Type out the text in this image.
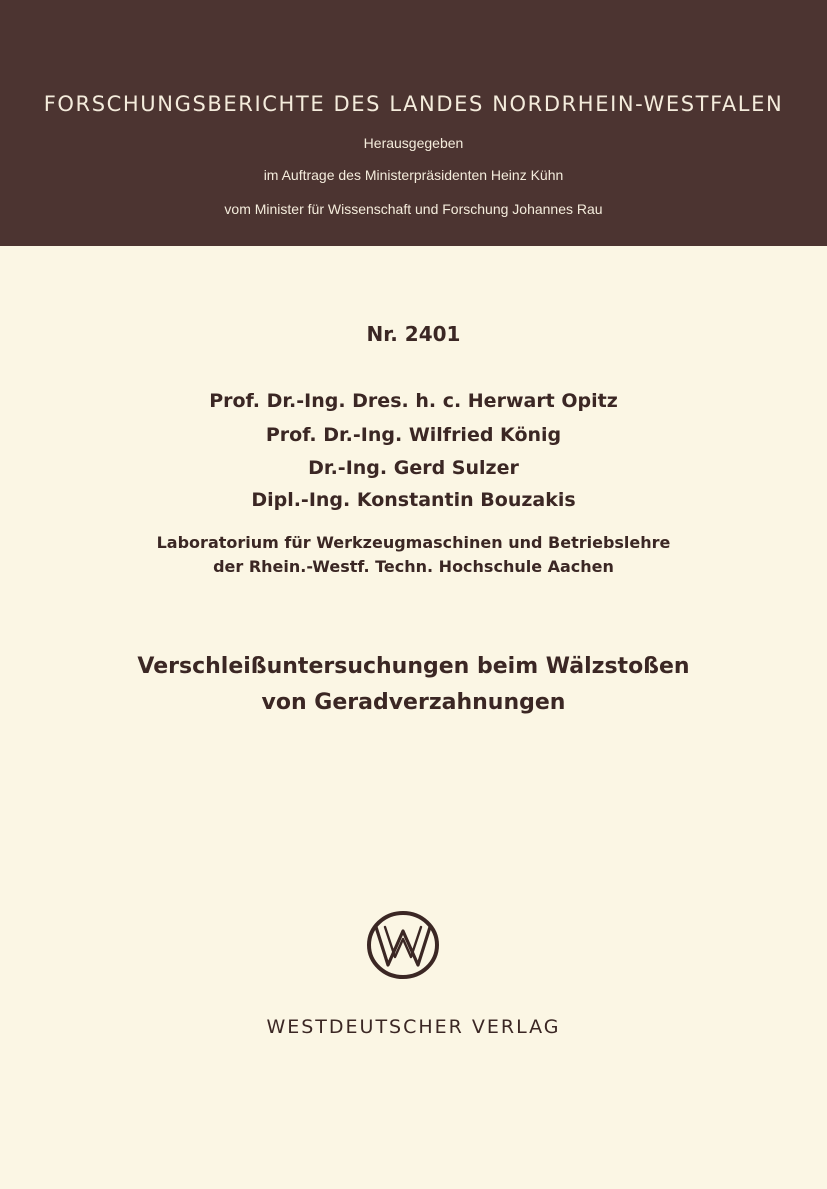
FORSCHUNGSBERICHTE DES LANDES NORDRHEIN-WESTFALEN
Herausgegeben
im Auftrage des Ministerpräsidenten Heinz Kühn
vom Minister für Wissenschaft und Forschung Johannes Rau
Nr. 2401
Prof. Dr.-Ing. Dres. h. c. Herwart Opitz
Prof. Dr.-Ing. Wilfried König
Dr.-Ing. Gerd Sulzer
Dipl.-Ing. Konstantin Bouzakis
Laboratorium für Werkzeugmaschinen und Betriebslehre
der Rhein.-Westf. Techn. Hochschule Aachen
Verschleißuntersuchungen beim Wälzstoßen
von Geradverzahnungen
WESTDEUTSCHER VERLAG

---

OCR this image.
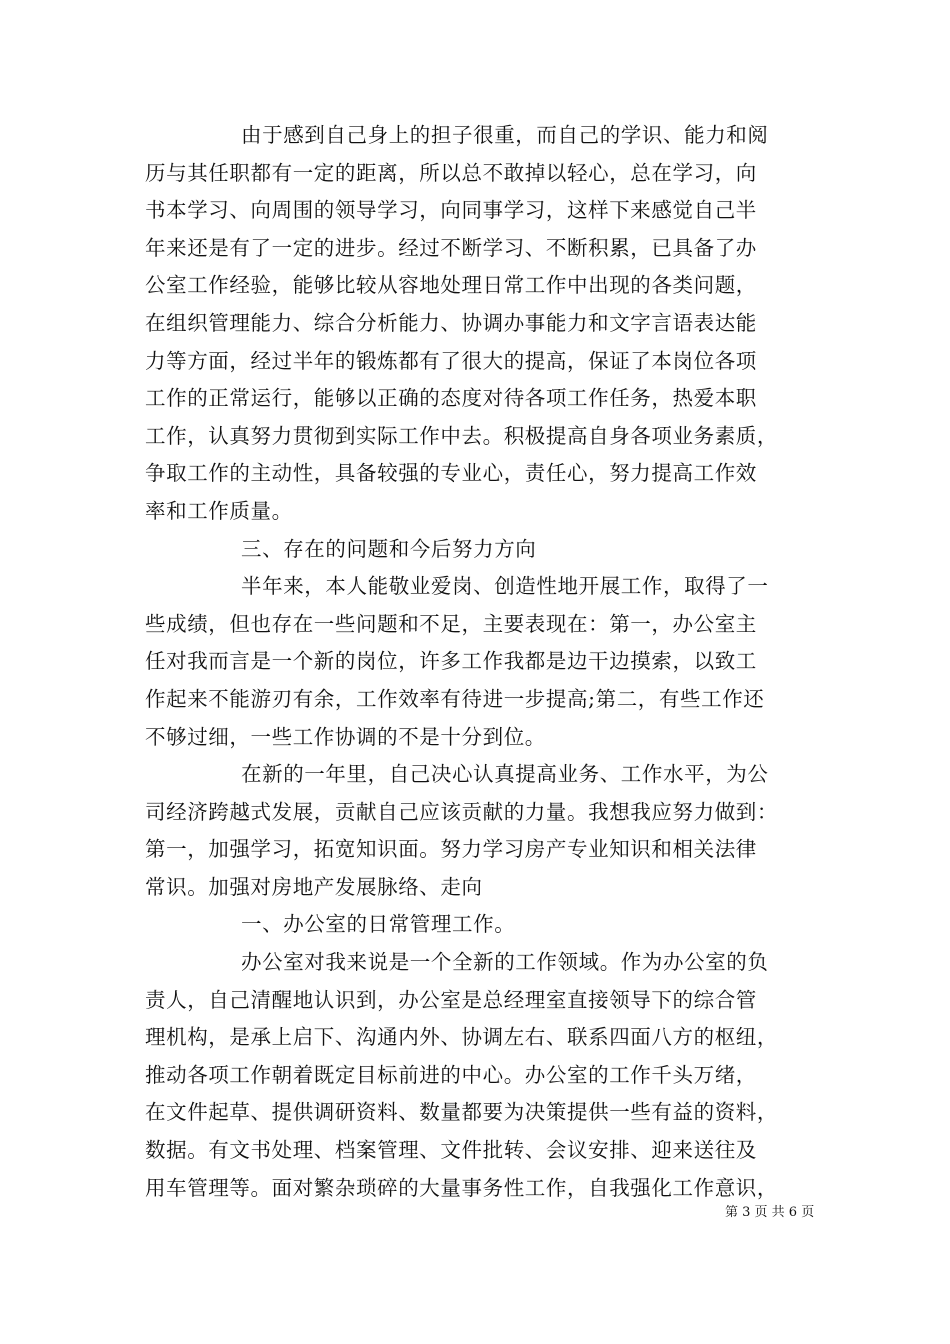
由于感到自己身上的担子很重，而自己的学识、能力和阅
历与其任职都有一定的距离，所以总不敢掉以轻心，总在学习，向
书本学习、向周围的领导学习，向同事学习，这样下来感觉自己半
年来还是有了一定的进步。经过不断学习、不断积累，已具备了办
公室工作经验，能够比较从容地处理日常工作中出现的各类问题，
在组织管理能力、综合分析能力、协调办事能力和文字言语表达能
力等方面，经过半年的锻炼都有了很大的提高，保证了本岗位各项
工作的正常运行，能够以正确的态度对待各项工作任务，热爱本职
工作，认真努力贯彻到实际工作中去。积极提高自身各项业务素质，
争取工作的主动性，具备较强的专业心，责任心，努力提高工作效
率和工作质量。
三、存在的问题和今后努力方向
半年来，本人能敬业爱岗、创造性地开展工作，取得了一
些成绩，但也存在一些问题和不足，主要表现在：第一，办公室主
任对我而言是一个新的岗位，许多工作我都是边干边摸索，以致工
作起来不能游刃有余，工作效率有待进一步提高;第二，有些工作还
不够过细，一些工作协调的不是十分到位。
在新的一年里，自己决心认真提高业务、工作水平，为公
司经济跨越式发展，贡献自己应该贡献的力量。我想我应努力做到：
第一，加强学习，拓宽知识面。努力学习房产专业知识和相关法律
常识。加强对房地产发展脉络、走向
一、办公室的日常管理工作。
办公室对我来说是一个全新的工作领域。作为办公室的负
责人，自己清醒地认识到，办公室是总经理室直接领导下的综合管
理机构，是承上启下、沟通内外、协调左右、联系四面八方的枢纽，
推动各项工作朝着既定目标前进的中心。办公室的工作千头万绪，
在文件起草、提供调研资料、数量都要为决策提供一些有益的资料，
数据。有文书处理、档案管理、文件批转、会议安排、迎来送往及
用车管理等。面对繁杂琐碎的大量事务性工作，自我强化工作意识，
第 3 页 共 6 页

Exercise objective >>
Look through the entries above and list every line containing "image".

Full output >>
Type out the text in this image.
OCR this image.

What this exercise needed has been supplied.